◆ **WHAT NEEDS TO BE DONE**
Beneath this task is a listing. State how many of its lines include the string "ändern", giving nothing but the number.

◆ **DATASET EXCERPTS**
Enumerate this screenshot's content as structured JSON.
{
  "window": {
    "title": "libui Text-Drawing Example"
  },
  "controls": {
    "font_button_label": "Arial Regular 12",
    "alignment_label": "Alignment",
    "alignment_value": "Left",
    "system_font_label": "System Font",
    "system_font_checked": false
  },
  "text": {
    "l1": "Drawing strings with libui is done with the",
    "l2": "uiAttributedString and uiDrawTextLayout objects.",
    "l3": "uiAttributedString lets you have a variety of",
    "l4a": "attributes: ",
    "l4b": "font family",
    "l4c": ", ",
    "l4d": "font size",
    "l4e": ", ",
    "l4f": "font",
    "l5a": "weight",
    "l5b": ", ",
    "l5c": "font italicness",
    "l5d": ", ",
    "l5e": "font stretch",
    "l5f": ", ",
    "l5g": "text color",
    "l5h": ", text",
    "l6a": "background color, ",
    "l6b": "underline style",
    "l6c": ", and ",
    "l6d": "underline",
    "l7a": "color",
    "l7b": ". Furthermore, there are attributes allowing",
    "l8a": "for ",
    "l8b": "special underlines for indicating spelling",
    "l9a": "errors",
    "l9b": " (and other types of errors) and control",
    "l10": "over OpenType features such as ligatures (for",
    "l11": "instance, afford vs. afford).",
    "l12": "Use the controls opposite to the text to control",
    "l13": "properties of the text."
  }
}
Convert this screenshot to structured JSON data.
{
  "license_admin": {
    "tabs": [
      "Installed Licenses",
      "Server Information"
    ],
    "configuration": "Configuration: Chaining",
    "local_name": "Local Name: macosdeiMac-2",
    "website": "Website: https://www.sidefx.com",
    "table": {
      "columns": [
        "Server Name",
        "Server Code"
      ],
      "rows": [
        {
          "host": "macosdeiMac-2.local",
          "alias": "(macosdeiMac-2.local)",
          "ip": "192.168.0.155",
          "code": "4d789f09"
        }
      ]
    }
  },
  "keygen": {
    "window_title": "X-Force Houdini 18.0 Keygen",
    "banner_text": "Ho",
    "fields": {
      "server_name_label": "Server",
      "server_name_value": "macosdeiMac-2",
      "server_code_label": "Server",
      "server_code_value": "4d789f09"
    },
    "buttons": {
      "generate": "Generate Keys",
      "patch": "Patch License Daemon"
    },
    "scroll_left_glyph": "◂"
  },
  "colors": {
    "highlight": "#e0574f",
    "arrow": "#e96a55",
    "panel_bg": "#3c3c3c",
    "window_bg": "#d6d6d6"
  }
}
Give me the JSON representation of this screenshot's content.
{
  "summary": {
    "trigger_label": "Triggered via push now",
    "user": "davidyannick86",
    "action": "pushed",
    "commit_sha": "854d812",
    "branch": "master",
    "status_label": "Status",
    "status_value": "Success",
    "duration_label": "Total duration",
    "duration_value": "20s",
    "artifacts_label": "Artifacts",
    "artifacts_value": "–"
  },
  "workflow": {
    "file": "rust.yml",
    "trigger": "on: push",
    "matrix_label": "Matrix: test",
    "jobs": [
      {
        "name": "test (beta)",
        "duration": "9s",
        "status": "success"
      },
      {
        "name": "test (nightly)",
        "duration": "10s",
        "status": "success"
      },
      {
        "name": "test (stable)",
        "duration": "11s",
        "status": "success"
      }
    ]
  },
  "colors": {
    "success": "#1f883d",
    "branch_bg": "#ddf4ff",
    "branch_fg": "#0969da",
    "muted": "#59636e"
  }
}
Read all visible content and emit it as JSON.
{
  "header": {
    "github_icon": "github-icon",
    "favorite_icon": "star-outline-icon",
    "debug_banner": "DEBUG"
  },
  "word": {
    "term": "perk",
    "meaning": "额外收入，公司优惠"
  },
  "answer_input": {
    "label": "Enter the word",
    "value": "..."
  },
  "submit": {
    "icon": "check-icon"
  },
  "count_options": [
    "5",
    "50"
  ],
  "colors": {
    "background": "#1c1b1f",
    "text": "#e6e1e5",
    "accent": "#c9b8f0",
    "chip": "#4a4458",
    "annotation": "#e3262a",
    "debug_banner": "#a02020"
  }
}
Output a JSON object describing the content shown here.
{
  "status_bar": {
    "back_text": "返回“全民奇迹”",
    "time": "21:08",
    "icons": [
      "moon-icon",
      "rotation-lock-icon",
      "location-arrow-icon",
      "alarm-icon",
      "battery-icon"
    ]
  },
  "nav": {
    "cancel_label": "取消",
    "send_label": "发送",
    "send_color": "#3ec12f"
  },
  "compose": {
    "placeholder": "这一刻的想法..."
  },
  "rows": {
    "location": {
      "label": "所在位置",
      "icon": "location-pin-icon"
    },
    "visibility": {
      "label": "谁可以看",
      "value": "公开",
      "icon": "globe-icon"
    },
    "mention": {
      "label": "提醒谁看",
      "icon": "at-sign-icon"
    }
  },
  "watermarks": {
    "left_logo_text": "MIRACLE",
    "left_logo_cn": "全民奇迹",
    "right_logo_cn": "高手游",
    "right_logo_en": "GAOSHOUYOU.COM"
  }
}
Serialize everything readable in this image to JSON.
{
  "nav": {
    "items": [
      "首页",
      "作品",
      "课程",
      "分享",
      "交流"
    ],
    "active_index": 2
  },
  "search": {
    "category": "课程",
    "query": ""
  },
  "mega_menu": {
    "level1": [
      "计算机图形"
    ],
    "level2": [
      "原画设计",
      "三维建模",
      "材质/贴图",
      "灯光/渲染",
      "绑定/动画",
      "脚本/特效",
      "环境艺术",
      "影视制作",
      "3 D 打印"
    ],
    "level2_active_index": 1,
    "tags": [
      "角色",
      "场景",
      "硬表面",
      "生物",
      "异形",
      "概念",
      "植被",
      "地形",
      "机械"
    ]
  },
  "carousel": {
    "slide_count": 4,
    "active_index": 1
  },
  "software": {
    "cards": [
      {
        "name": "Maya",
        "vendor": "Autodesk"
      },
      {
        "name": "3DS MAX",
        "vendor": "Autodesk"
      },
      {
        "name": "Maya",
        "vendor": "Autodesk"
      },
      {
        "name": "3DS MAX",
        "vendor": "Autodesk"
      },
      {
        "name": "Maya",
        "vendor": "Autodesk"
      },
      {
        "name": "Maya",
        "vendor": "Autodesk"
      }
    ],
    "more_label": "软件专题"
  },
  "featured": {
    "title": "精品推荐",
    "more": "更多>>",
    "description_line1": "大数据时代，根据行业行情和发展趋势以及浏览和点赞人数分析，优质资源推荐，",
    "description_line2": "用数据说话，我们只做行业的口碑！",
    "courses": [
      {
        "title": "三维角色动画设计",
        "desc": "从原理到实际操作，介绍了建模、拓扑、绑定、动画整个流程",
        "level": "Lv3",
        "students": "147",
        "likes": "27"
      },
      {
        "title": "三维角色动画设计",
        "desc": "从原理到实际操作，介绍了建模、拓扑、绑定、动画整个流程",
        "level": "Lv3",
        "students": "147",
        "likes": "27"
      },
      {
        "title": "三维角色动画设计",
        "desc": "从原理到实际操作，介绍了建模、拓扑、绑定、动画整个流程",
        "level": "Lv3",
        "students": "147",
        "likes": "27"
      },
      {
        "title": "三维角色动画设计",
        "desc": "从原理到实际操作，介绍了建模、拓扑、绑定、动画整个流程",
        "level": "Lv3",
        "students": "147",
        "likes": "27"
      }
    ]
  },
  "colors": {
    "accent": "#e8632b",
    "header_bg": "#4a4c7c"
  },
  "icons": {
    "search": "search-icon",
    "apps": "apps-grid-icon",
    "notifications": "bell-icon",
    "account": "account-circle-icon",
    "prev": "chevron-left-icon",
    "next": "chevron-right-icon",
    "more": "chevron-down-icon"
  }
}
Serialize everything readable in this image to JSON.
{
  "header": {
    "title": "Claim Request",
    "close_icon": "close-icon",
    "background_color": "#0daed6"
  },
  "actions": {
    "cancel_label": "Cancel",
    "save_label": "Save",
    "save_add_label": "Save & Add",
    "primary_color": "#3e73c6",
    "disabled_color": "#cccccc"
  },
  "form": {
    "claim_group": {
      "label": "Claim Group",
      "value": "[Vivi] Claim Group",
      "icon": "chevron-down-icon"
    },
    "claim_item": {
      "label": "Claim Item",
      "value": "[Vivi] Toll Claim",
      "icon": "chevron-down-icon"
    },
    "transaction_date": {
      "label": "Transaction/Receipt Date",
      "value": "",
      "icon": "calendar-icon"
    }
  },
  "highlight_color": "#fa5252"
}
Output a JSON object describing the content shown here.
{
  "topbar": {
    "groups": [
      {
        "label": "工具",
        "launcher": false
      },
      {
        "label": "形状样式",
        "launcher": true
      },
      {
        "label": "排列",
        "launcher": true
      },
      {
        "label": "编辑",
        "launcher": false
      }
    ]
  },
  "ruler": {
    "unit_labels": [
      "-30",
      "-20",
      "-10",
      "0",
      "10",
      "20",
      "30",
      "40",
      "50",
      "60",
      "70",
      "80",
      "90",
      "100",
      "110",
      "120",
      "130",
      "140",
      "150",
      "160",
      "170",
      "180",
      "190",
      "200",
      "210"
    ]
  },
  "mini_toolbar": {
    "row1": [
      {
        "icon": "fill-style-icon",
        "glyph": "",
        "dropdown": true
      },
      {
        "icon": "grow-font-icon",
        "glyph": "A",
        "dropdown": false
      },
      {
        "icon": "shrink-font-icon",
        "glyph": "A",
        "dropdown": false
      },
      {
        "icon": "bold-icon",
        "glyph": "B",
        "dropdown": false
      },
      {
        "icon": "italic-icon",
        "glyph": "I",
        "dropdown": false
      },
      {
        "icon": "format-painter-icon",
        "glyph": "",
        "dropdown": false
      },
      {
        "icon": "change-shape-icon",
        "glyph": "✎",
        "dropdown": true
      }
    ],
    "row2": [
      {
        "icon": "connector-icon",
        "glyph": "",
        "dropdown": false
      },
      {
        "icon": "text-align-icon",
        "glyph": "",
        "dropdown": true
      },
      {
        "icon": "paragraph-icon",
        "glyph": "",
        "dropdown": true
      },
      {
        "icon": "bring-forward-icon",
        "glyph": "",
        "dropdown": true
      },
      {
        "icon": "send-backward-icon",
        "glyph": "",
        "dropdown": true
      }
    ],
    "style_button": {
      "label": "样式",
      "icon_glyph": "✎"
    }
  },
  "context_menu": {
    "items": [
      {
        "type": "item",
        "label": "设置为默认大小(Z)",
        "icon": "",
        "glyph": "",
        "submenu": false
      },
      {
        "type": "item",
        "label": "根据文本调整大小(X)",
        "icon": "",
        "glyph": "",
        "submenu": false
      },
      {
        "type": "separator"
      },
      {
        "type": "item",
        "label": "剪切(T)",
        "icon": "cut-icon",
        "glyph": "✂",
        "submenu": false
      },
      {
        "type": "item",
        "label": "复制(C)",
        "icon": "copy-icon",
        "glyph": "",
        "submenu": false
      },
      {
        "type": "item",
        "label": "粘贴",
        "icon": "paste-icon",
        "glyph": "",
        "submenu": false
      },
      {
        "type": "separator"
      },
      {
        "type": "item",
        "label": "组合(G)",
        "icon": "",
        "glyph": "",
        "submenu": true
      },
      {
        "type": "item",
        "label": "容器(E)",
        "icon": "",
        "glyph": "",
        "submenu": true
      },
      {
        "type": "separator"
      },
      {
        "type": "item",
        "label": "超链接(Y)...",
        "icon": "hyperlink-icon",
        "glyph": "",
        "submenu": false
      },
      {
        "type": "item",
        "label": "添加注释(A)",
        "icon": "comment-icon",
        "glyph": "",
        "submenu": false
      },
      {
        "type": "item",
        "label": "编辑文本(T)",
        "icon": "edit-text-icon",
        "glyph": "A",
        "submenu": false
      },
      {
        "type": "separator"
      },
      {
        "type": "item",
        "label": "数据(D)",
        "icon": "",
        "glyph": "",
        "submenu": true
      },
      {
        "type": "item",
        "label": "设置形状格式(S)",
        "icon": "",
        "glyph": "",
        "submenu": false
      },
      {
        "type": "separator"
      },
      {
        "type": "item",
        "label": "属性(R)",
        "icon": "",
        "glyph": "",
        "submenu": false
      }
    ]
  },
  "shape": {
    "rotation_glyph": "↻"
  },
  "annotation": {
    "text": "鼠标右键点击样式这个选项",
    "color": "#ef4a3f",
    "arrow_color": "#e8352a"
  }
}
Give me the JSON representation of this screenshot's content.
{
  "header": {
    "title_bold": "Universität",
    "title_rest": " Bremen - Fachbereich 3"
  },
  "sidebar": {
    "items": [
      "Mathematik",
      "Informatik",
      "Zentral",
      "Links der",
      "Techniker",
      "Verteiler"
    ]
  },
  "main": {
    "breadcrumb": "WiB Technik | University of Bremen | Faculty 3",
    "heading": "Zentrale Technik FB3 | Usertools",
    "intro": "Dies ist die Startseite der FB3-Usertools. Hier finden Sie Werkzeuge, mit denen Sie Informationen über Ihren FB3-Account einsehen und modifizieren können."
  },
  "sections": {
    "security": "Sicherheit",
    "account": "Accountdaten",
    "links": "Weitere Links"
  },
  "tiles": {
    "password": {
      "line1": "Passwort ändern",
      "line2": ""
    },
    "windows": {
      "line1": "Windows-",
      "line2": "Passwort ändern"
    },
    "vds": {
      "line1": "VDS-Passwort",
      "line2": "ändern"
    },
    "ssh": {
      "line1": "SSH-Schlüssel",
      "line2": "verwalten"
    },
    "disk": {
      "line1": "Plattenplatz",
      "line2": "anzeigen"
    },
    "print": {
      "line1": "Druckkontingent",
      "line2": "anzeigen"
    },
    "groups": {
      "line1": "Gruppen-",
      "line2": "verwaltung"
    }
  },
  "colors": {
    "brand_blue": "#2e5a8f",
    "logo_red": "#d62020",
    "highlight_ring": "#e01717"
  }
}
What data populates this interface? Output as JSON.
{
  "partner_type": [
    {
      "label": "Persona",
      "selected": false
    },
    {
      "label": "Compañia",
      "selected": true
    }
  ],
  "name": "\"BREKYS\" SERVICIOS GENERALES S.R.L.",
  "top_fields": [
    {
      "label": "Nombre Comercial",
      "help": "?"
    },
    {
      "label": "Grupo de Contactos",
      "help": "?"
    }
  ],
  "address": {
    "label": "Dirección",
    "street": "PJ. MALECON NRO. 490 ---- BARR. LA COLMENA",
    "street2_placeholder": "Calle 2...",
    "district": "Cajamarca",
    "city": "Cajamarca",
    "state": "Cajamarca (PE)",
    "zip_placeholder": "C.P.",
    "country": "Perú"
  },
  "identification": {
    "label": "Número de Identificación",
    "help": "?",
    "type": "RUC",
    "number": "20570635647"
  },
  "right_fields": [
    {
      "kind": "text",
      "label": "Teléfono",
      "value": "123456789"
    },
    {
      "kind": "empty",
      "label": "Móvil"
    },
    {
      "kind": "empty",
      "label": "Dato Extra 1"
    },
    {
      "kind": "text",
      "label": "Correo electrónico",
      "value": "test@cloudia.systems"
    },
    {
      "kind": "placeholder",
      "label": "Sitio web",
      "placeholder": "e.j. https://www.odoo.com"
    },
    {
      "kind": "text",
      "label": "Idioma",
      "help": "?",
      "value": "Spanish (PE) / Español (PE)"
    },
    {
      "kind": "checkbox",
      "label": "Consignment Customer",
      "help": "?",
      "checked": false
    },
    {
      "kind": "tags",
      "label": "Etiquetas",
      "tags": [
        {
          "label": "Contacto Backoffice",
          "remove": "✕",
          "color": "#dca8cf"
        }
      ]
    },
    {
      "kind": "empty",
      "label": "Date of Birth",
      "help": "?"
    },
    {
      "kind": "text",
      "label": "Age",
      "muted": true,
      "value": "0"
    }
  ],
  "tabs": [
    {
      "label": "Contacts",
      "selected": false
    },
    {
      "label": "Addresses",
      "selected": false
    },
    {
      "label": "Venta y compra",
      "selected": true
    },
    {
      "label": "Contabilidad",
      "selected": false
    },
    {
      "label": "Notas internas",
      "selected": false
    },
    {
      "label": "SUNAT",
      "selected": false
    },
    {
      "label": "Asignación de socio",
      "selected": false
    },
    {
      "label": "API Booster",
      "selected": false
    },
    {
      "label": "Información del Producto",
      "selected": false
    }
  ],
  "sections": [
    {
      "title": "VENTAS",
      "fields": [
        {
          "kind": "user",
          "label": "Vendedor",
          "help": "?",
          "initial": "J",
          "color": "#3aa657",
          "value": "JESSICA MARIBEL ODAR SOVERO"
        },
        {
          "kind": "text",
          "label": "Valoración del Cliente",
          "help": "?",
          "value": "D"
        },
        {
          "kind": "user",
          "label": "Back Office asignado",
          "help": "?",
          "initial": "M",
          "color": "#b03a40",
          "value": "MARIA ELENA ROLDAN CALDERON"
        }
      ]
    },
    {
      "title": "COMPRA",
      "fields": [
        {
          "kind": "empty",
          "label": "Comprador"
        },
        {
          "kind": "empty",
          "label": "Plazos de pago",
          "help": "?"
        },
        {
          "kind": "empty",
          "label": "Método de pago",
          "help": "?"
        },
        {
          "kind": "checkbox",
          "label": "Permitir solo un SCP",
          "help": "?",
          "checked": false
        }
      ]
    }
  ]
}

◆ **RESULT BELOW**
3